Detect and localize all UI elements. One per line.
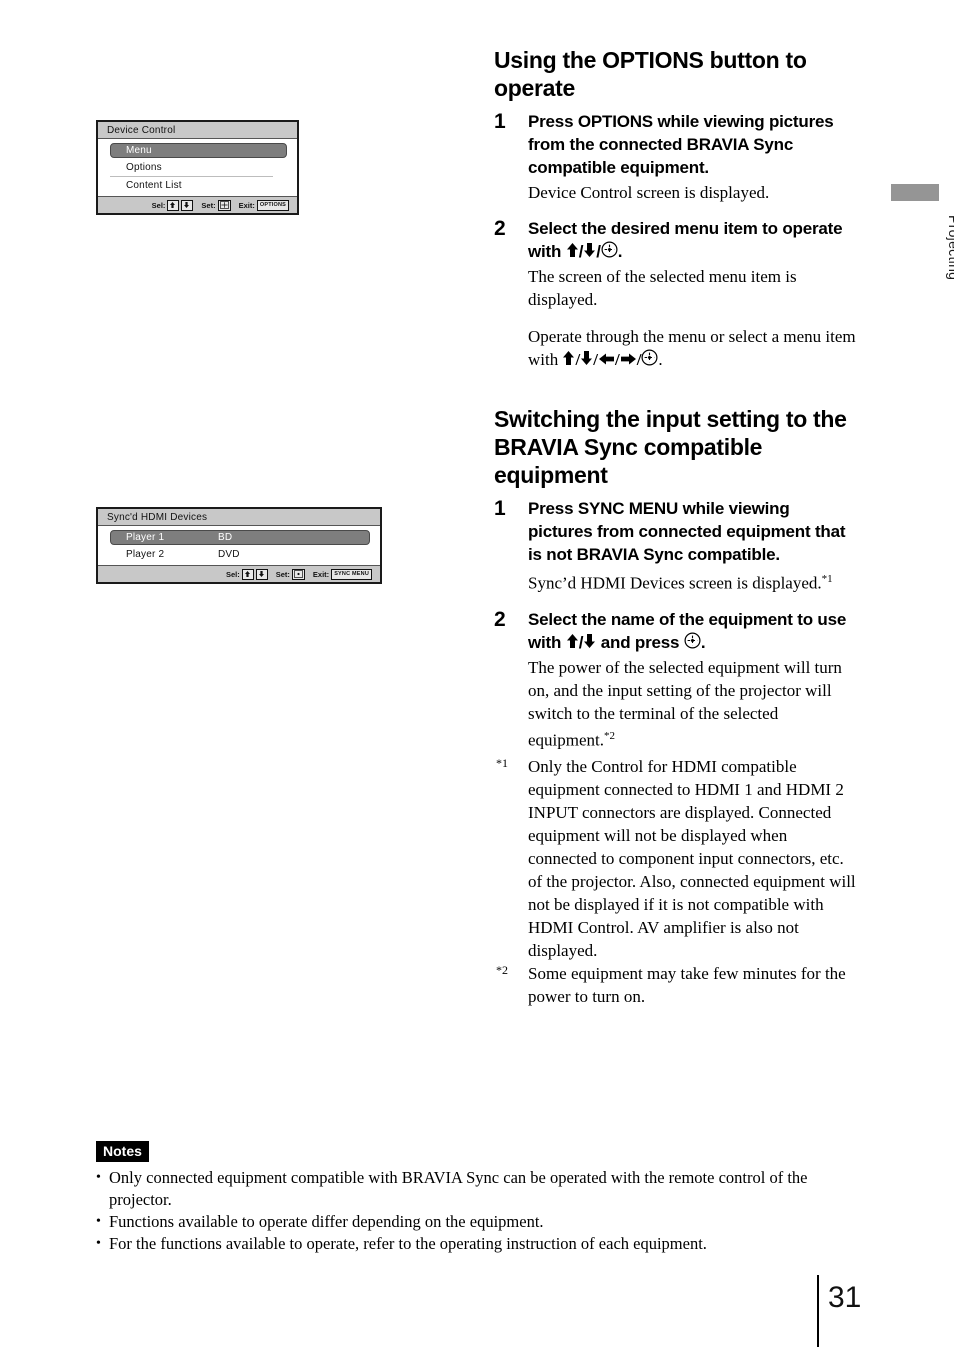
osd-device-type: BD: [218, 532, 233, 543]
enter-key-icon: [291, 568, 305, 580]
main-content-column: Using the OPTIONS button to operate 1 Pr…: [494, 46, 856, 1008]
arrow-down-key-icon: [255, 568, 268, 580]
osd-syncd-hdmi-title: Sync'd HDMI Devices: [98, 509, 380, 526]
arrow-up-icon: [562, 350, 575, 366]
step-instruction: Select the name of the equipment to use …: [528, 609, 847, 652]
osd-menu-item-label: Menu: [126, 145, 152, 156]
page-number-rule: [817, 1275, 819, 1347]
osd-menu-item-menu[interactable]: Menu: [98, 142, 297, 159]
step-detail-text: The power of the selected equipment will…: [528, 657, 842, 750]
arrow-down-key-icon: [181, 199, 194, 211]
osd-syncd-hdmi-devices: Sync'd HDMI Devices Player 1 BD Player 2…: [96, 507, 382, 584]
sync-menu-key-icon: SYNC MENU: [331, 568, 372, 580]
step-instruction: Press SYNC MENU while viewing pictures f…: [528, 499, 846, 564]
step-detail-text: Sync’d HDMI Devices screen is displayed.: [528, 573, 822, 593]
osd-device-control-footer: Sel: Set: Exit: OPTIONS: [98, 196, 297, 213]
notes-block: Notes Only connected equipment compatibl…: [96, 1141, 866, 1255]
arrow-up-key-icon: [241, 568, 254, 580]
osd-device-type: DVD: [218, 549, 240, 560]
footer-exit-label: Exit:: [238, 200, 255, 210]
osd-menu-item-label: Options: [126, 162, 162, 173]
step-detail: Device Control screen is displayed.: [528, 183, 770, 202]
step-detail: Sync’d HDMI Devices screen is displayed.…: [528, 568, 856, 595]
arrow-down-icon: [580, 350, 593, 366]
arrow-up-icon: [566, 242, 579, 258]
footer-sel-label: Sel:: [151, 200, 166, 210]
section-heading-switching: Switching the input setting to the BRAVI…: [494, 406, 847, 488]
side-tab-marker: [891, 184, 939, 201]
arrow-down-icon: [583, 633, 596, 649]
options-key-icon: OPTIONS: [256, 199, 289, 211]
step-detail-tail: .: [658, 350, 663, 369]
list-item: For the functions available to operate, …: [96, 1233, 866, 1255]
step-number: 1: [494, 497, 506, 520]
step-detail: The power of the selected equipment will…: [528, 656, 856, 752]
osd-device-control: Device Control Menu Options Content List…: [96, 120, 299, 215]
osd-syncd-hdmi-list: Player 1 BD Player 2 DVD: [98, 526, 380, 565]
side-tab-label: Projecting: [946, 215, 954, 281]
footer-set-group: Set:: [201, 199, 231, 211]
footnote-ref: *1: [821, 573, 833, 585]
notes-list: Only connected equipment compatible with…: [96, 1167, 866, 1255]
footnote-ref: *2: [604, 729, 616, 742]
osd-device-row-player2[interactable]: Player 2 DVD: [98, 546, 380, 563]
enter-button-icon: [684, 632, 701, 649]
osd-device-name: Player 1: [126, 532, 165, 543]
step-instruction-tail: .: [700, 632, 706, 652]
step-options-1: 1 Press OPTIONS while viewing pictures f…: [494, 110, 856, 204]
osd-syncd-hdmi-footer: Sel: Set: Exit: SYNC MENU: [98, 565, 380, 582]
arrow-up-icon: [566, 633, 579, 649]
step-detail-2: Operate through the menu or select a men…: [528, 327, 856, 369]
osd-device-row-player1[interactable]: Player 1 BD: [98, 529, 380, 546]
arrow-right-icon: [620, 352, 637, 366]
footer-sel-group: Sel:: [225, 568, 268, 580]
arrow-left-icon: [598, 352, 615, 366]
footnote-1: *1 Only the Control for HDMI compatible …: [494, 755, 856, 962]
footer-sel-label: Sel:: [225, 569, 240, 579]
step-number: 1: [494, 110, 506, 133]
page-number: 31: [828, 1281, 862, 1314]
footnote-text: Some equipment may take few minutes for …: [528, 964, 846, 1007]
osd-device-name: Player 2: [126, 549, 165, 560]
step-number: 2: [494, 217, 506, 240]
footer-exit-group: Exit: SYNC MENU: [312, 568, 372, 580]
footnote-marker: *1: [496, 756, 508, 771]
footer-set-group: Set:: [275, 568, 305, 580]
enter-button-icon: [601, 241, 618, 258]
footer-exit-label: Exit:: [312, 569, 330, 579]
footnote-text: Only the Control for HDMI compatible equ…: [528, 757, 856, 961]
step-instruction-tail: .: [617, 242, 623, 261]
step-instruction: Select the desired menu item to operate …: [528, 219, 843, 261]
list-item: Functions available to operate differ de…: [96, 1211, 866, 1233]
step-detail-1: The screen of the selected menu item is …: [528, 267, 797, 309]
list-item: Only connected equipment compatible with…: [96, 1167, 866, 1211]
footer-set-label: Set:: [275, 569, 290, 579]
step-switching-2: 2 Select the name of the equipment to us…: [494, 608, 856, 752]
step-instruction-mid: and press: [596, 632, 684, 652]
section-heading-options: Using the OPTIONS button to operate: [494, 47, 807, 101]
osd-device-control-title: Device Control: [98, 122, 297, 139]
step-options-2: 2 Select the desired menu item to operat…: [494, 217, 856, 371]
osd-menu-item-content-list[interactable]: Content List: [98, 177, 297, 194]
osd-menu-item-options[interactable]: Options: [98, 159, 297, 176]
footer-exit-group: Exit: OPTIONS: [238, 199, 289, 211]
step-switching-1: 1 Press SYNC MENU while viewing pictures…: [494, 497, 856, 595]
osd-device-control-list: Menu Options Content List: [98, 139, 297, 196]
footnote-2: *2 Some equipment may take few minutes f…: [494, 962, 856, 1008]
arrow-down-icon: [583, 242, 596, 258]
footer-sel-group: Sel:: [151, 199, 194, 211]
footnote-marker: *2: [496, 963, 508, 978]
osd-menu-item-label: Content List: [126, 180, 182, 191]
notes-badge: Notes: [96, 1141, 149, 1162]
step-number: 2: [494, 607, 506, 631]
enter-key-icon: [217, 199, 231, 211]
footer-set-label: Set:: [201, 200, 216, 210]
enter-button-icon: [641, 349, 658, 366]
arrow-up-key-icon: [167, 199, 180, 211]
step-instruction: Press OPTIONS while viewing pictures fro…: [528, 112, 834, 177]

→ **What you are asked to do**:
Rewrite every line of the listing with "osd-device-type" changed to "osd-device-category" and nothing else altered. Leave the pictures out.

→ **Response below**:
Detect and localize all UI elements. One per line.
osd-device-category: BD: [218, 532, 233, 543]
enter-key-icon: [291, 568, 305, 580]
main-content-column: Using the OPTIONS button to operate 1 Pr…: [494, 46, 856, 1008]
arrow-down-key-icon: [255, 568, 268, 580]
osd-syncd-hdmi-title: Sync'd HDMI Devices: [98, 509, 380, 526]
arrow-up-icon: [562, 350, 575, 366]
step-instruction: Select the name of the equipment to use …: [528, 609, 847, 652]
osd-menu-item-label: Menu: [126, 145, 152, 156]
page-number-rule: [817, 1275, 819, 1347]
osd-menu-item-menu[interactable]: Menu: [98, 142, 297, 159]
step-detail-text: The power of the selected equipment will…: [528, 657, 842, 750]
arrow-down-key-icon: [181, 199, 194, 211]
osd-syncd-hdmi-devices: Sync'd HDMI Devices Player 1 BD Player 2…: [96, 507, 382, 584]
sync-menu-key-icon: SYNC MENU: [331, 568, 372, 580]
step-instruction: Press SYNC MENU while viewing pictures f…: [528, 499, 846, 564]
step-detail-text: Sync’d HDMI Devices screen is displayed.: [528, 573, 822, 593]
osd-device-control-footer: Sel: Set: Exit: OPTIONS: [98, 196, 297, 213]
notes-block: Notes Only connected equipment compatibl…: [96, 1141, 866, 1255]
arrow-up-key-icon: [241, 568, 254, 580]
osd-device-category: DVD: [218, 549, 240, 560]
footer-exit-label: Exit:: [238, 200, 255, 210]
osd-menu-item-label: Options: [126, 162, 162, 173]
step-detail: Device Control screen is displayed.: [528, 183, 770, 202]
step-detail: Sync’d HDMI Devices screen is displayed.…: [528, 568, 856, 595]
arrow-down-icon: [580, 350, 593, 366]
arrow-up-icon: [566, 242, 579, 258]
footer-sel-label: Sel:: [151, 200, 166, 210]
section-heading-switching: Switching the input setting to the BRAVI…: [494, 406, 847, 488]
side-tab-marker: [891, 184, 939, 201]
arrow-down-icon: [583, 633, 596, 649]
options-key-icon: OPTIONS: [256, 199, 289, 211]
step-detail-tail: .: [658, 350, 663, 369]
list-item: For the functions available to operate, …: [96, 1233, 866, 1255]
step-number: 1: [494, 497, 506, 520]
step-detail: The power of the selected equipment will…: [528, 656, 856, 752]
osd-device-control: Device Control Menu Options Content List…: [96, 120, 299, 215]
osd-syncd-hdmi-list: Player 1 BD Player 2 DVD: [98, 526, 380, 565]
side-tab-label: Projecting: [946, 215, 954, 281]
footer-set-group: Set:: [201, 199, 231, 211]
footnote-ref: *1: [821, 573, 833, 585]
notes-list: Only connected equipment compatible with…: [96, 1167, 866, 1255]
footnote-ref: *2: [604, 729, 616, 742]
osd-device-row-player2[interactable]: Player 2 DVD: [98, 546, 380, 563]
enter-button-icon: [684, 632, 701, 649]
osd-device-name: Player 1: [126, 532, 165, 543]
step-instruction-tail: .: [700, 632, 706, 652]
step-options-1: 1 Press OPTIONS while viewing pictures f…: [494, 110, 856, 204]
osd-syncd-hdmi-footer: Sel: Set: Exit: SYNC MENU: [98, 565, 380, 582]
arrow-up-icon: [566, 633, 579, 649]
step-detail-2: Operate through the menu or select a men…: [528, 327, 856, 369]
osd-device-row-player1[interactable]: Player 1 BD: [98, 529, 380, 546]
arrow-right-icon: [620, 352, 637, 366]
footer-sel-group: Sel:: [225, 568, 268, 580]
arrow-left-icon: [598, 352, 615, 366]
footnote-1: *1 Only the Control for HDMI compatible …: [494, 755, 856, 962]
footer-sel-label: Sel:: [225, 569, 240, 579]
step-number: 1: [494, 110, 506, 133]
page-number: 31: [828, 1281, 862, 1314]
footnote-text: Some equipment may take few minutes for …: [528, 964, 846, 1007]
osd-device-name: Player 2: [126, 549, 165, 560]
step-number: 2: [494, 217, 506, 240]
footer-exit-group: Exit: SYNC MENU: [312, 568, 372, 580]
footnote-marker: *1: [496, 756, 508, 771]
footer-set-group: Set:: [275, 568, 305, 580]
enter-button-icon: [601, 241, 618, 258]
footer-exit-label: Exit:: [312, 569, 330, 579]
footnote-text: Only the Control for HDMI compatible equ…: [528, 757, 856, 961]
step-instruction-tail: .: [617, 242, 623, 261]
step-instruction: Select the desired menu item to operate …: [528, 219, 843, 261]
list-item: Functions available to operate differ de…: [96, 1211, 866, 1233]
step-detail-1: The screen of the selected menu item is …: [528, 267, 797, 309]
list-item: Only connected equipment compatible with…: [96, 1167, 866, 1211]
footer-set-label: Set:: [275, 569, 290, 579]
step-switching-2: 2 Select the name of the equipment to us…: [494, 608, 856, 752]
step-instruction-mid: and press: [596, 632, 684, 652]
section-heading-options: Using the OPTIONS button to operate: [494, 47, 807, 101]
osd-device-control-title: Device Control: [98, 122, 297, 139]
step-options-2: 2 Select the desired menu item to operat…: [494, 217, 856, 371]
osd-menu-item-content-list[interactable]: Content List: [98, 177, 297, 194]
osd-menu-item-options[interactable]: Options: [98, 159, 297, 176]
footer-exit-group: Exit: OPTIONS: [238, 199, 289, 211]
step-switching-1: 1 Press SYNC MENU while viewing pictures…: [494, 497, 856, 595]
osd-device-control-list: Menu Options Content List: [98, 139, 297, 196]
footnote-2: *2 Some equipment may take few minutes f…: [494, 962, 856, 1008]
arrow-down-icon: [583, 242, 596, 258]
footer-sel-group: Sel:: [151, 199, 194, 211]
footnote-marker: *2: [496, 963, 508, 978]
osd-menu-item-label: Content List: [126, 180, 182, 191]
notes-badge: Notes: [96, 1141, 149, 1162]
step-number: 2: [494, 607, 506, 631]
enter-key-icon: [217, 199, 231, 211]
footer-set-label: Set:: [201, 200, 216, 210]
enter-button-icon: [641, 349, 658, 366]
arrow-up-key-icon: [167, 199, 180, 211]
step-instruction: Press OPTIONS while viewing pictures fro…: [528, 112, 834, 177]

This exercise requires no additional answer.